[start]

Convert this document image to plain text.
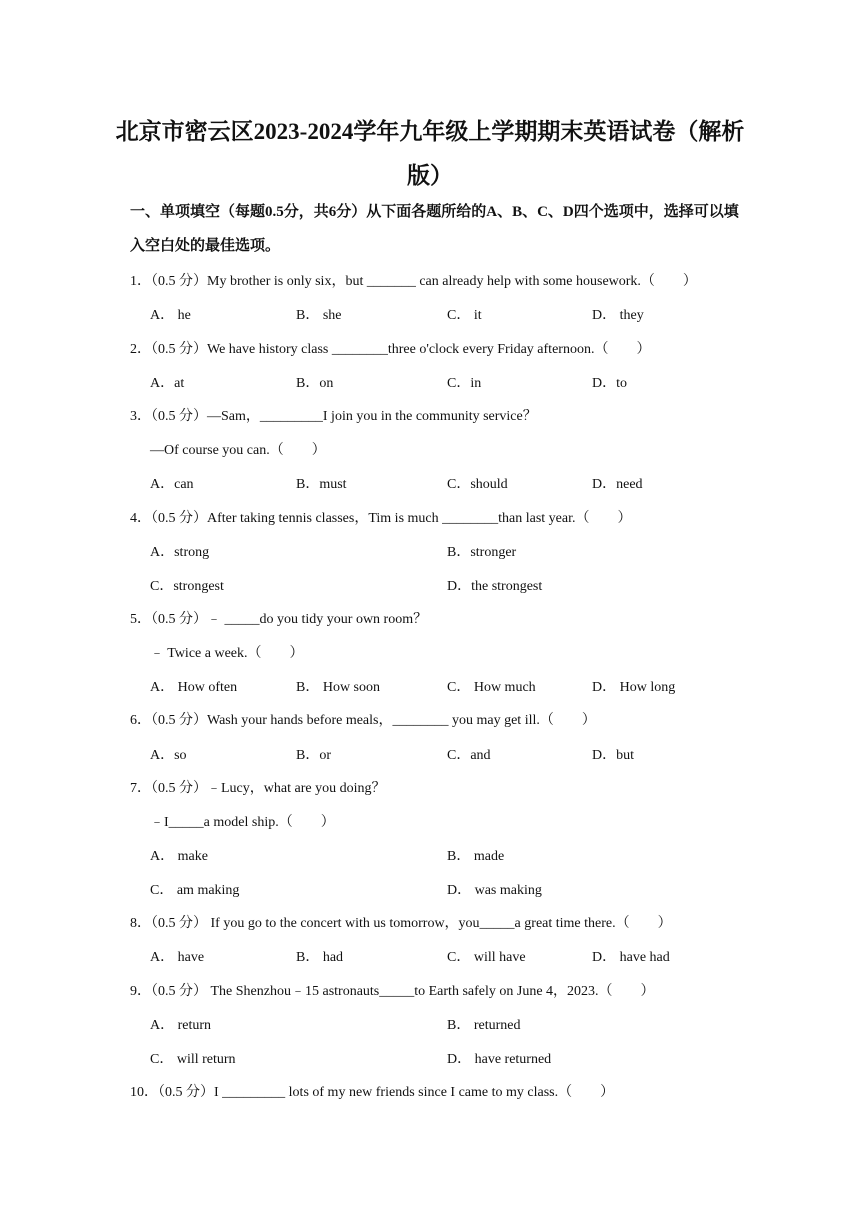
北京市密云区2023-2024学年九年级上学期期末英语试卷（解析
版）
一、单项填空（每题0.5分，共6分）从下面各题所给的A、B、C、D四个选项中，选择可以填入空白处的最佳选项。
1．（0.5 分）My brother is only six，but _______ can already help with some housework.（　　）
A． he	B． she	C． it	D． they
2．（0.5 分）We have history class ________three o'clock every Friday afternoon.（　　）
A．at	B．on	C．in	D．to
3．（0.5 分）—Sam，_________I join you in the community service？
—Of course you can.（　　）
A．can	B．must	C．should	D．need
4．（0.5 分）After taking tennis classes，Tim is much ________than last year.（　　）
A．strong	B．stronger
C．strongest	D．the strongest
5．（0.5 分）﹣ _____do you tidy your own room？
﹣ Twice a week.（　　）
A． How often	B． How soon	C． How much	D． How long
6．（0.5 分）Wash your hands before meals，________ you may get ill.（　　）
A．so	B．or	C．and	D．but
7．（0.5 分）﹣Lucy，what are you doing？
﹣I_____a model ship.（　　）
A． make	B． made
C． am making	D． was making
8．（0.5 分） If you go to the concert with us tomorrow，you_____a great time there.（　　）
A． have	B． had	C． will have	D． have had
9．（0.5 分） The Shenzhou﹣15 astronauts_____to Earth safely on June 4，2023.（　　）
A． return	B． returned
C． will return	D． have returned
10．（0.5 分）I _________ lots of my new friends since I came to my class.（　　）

[end]

* _What is required_
All the lines above are to be reproduced exactly, except the pictures.

* _Solution_
Convert this document image to plain text.
北京市密云区2023-2024学年九年级上学期期末英语试卷（解析
版）
一、单项填空（每题0.5分，共6分）从下面各题所给的A、B、C、D四个选项中，选择可以填入空白处的最佳选项。
1．（0.5 分）My brother is only six，but _______ can already help with some housework.（　　）
A． he	B． she	C． it	D． they
2．（0.5 分）We have history class ________three o'clock every Friday afternoon.（　　）
A．at	B．on	C．in	D．to
3．（0.5 分）—Sam，_________I join you in the community service？
—Of course you can.（　　）
A．can	B．must	C．should	D．need
4．（0.5 分）After taking tennis classes，Tim is much ________than last year.（　　）
A．strong	B．stronger
C．strongest	D．the strongest
5．（0.5 分）﹣ _____do you tidy your own room？
﹣ Twice a week.（　　）
A． How often	B． How soon	C． How much	D． How long
6．（0.5 分）Wash your hands before meals，________ you may get ill.（　　）
A．so	B．or	C．and	D．but
7．（0.5 分）﹣Lucy，what are you doing？
﹣I_____a model ship.（　　）
A． make	B． made
C． am making	D． was making
8．（0.5 分） If you go to the concert with us tomorrow，you_____a great time there.（　　）
A． have	B． had	C． will have	D． have had
9．（0.5 分） The Shenzhou﹣15 astronauts_____to Earth safely on June 4，2023.（　　）
A． return	B． returned
C． will return	D． have returned
10．（0.5 分）I _________ lots of my new friends since I came to my class.（　　）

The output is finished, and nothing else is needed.